— begin Source records —
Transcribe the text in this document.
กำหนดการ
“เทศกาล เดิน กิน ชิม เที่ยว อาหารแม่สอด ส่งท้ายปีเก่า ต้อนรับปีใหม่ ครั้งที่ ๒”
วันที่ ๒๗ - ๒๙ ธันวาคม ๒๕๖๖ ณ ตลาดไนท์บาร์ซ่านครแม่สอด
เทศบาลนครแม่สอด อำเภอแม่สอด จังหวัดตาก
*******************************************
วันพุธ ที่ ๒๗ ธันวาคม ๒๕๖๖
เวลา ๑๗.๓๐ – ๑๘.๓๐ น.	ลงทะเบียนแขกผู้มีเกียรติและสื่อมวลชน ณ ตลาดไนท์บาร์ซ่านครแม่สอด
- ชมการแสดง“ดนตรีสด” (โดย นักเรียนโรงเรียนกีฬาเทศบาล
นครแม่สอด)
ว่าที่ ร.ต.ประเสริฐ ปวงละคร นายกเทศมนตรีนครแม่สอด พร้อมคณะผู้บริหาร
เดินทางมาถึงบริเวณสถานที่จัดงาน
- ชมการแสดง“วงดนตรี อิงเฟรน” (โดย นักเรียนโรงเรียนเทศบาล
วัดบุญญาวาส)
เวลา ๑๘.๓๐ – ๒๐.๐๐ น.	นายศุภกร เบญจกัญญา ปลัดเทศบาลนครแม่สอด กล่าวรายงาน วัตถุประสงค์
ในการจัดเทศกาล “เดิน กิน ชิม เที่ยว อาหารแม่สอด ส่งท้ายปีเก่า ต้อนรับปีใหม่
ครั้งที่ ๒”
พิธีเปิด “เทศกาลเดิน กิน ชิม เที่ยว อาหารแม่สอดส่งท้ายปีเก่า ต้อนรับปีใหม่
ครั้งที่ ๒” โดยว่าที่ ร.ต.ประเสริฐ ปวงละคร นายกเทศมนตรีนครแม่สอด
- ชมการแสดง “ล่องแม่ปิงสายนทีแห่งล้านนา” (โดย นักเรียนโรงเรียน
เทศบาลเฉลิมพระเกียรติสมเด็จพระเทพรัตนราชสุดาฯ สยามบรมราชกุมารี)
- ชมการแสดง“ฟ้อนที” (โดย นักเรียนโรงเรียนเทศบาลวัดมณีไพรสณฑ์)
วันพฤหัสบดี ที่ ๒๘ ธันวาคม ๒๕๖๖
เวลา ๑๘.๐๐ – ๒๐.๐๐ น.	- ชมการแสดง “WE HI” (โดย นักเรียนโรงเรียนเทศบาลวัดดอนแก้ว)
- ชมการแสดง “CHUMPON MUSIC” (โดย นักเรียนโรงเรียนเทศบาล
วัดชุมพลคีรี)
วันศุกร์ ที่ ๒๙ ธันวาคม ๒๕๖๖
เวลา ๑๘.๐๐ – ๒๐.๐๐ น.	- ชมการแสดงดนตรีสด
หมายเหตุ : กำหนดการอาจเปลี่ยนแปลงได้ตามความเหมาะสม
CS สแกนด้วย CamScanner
— end Source records —
— begin Source records —
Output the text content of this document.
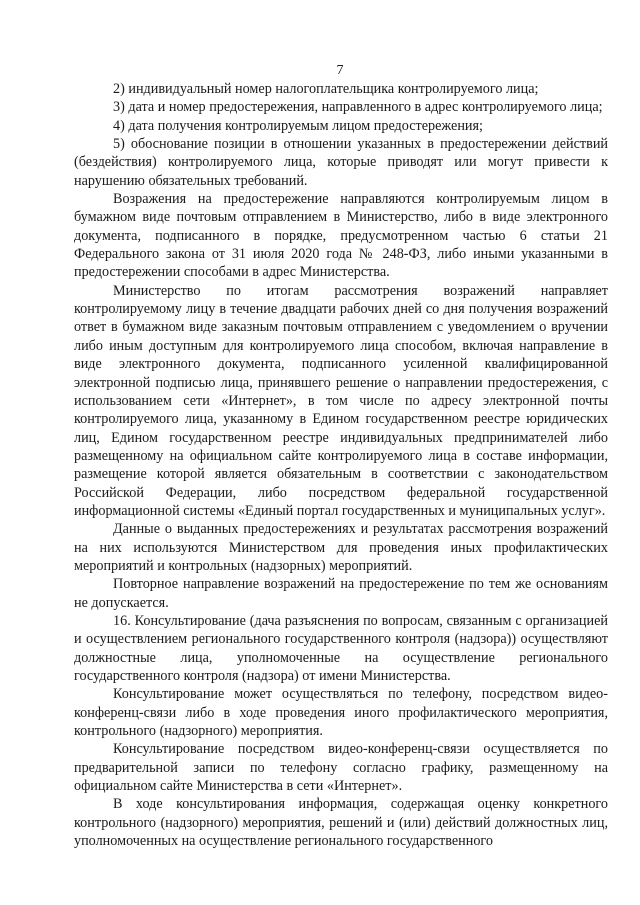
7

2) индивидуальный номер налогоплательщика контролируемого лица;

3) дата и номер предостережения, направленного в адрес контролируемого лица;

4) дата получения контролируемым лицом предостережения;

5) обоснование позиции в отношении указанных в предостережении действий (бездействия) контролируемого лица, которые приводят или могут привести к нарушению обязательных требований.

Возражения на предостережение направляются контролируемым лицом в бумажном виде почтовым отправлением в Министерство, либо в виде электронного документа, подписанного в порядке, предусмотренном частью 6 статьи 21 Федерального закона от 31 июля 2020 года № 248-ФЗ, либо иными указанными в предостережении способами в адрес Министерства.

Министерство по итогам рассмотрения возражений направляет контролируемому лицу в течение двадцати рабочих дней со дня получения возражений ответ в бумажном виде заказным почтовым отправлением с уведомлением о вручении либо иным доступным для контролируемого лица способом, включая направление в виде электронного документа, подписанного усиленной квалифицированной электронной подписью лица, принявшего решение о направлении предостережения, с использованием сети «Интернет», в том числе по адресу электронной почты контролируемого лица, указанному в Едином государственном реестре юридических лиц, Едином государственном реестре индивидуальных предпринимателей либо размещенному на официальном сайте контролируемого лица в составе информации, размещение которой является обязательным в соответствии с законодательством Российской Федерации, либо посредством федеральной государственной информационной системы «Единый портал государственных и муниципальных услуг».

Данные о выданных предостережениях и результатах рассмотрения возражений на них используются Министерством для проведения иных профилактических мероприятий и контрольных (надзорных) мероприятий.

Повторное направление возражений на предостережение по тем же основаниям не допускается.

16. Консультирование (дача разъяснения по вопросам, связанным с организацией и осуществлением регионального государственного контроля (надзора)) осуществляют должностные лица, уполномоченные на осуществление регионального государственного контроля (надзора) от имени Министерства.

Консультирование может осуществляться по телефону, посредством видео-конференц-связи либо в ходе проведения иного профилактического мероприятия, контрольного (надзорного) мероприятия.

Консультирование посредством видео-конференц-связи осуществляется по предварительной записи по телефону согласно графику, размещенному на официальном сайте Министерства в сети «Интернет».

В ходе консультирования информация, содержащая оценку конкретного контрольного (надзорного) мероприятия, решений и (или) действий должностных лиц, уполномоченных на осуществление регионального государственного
— end Source records —
Exercise aim: Copy out every line of the listing that contains the string "this".

Exercise response:
Transcribe the text in this document.
Output the text content of this document.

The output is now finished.